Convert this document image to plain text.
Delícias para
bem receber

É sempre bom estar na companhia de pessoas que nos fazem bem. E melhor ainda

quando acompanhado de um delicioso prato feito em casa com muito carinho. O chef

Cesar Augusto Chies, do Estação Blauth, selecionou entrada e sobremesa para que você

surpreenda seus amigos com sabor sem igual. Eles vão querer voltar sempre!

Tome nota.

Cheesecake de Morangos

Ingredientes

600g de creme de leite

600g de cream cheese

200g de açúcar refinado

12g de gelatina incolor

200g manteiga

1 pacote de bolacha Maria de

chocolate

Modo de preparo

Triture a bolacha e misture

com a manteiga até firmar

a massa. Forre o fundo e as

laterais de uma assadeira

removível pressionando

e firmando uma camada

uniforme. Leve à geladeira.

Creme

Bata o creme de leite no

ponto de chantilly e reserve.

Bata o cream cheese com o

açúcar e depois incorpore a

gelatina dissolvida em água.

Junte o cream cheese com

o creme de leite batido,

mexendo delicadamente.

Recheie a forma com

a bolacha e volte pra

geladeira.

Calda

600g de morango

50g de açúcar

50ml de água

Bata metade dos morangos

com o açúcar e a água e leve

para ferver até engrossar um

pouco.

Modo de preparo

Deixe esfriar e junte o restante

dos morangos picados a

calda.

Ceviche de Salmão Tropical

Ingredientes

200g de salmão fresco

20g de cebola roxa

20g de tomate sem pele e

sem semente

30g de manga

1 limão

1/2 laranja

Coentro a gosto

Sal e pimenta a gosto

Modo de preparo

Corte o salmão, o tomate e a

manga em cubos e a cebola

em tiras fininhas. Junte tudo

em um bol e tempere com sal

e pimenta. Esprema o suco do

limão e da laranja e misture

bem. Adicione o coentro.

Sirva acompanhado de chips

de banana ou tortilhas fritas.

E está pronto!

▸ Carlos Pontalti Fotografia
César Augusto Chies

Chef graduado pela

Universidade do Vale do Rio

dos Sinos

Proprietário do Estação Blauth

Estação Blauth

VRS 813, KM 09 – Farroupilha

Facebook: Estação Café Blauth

-*-*-

→ To be done
Your task is to retype all of the records exactly.

→ Output for this exercise
Convert this document image to plain text.
Delícias para
bem receber

É sempre bom estar na companhia de pessoas que nos fazem bem. E melhor ainda

quando acompanhado de um delicioso prato feito em casa com muito carinho. O chef

Cesar Augusto Chies, do Estação Blauth, selecionou entrada e sobremesa para que você

surpreenda seus amigos com sabor sem igual. Eles vão querer voltar sempre!

Tome nota.

Cheesecake de Morangos

Ingredientes

600g de creme de leite

600g de cream cheese

200g de açúcar refinado

12g de gelatina incolor

200g manteiga

1 pacote de bolacha Maria de

chocolate

Modo de preparo

Triture a bolacha e misture

com a manteiga até firmar

a massa. Forre o fundo e as

laterais de uma assadeira

removível pressionando

e firmando uma camada

uniforme. Leve à geladeira.

Creme

Bata o creme de leite no

ponto de chantilly e reserve.

Bata o cream cheese com o

açúcar e depois incorpore a

gelatina dissolvida em água.

Junte o cream cheese com

o creme de leite batido,

mexendo delicadamente.

Recheie a forma com

a bolacha e volte pra

geladeira.

Calda

600g de morango

50g de açúcar

50ml de água

Bata metade dos morangos

com o açúcar e a água e leve

para ferver até engrossar um

pouco.

Modo de preparo

Deixe esfriar e junte o restante

dos morangos picados a

calda.

Ceviche de Salmão Tropical

Ingredientes

200g de salmão fresco

20g de cebola roxa

20g de tomate sem pele e

sem semente

30g de manga

1 limão

1/2 laranja

Coentro a gosto

Sal e pimenta a gosto

Modo de preparo

Corte o salmão, o tomate e a

manga em cubos e a cebola

em tiras fininhas. Junte tudo

em um bol e tempere com sal

e pimenta. Esprema o suco do

limão e da laranja e misture

bem. Adicione o coentro.

Sirva acompanhado de chips

de banana ou tortilhas fritas.

E está pronto!

▸ Carlos Pontalti Fotografia
César Augusto Chies

Chef graduado pela

Universidade do Vale do Rio

dos Sinos

Proprietário do Estação Blauth

Estação Blauth

VRS 813, KM 09 – Farroupilha

Facebook: Estação Café Blauth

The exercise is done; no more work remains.